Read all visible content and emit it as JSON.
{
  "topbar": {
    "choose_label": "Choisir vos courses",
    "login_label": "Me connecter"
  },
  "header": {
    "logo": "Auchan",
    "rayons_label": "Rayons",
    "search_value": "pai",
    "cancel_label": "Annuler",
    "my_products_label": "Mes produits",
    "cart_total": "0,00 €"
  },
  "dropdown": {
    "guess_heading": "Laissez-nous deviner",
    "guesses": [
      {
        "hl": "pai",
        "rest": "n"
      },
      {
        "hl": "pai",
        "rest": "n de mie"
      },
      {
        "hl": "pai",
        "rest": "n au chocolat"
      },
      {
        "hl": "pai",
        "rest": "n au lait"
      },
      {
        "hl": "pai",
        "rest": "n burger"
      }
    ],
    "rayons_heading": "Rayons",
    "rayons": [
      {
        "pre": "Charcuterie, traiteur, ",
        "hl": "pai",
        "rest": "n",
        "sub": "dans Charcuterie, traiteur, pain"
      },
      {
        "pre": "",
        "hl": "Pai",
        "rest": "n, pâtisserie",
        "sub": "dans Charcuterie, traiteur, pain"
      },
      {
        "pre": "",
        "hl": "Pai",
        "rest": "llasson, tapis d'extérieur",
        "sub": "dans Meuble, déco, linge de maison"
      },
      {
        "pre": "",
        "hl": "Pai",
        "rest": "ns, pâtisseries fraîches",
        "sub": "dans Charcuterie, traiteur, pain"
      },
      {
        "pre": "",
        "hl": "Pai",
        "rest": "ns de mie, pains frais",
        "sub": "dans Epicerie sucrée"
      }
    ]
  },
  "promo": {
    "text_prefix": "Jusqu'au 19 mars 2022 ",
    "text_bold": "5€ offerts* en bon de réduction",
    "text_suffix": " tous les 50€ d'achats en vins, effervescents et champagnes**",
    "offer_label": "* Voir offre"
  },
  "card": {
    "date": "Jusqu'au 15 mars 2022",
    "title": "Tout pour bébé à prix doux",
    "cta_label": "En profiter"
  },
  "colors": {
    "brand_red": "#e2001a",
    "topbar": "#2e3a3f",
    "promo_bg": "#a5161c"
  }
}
┄┄┄┄┄┄┄┄┄┄┄┄┄┄┄┄┄┄┄┄
Write the listing out again, exactly as shown above.

Result of the task:
Read all visible content and emit it as JSON.
{
  "topbar": {
    "choose_label": "Choisir vos courses",
    "login_label": "Me connecter"
  },
  "header": {
    "logo": "Auchan",
    "rayons_label": "Rayons",
    "search_value": "pai",
    "cancel_label": "Annuler",
    "my_products_label": "Mes produits",
    "cart_total": "0,00 €"
  },
  "dropdown": {
    "guess_heading": "Laissez-nous deviner",
    "guesses": [
      {
        "hl": "pai",
        "rest": "n"
      },
      {
        "hl": "pai",
        "rest": "n de mie"
      },
      {
        "hl": "pai",
        "rest": "n au chocolat"
      },
      {
        "hl": "pai",
        "rest": "n au lait"
      },
      {
        "hl": "pai",
        "rest": "n burger"
      }
    ],
    "rayons_heading": "Rayons",
    "rayons": [
      {
        "pre": "Charcuterie, traiteur, ",
        "hl": "pai",
        "rest": "n",
        "sub": "dans Charcuterie, traiteur, pain"
      },
      {
        "pre": "",
        "hl": "Pai",
        "rest": "n, pâtisserie",
        "sub": "dans Charcuterie, traiteur, pain"
      },
      {
        "pre": "",
        "hl": "Pai",
        "rest": "llasson, tapis d'extérieur",
        "sub": "dans Meuble, déco, linge de maison"
      },
      {
        "pre": "",
        "hl": "Pai",
        "rest": "ns, pâtisseries fraîches",
        "sub": "dans Charcuterie, traiteur, pain"
      },
      {
        "pre": "",
        "hl": "Pai",
        "rest": "ns de mie, pains frais",
        "sub": "dans Epicerie sucrée"
      }
    ]
  },
  "promo": {
    "text_prefix": "Jusqu'au 19 mars 2022 ",
    "text_bold": "5€ offerts* en bon de réduction",
    "text_suffix": " tous les 50€ d'achats en vins, effervescents et champagnes**",
    "offer_label": "* Voir offre"
  },
  "card": {
    "date": "Jusqu'au 15 mars 2022",
    "title": "Tout pour bébé à prix doux",
    "cta_label": "En profiter"
  },
  "colors": {
    "brand_red": "#e2001a",
    "topbar": "#2e3a3f",
    "promo_bg": "#a5161c"
  }
}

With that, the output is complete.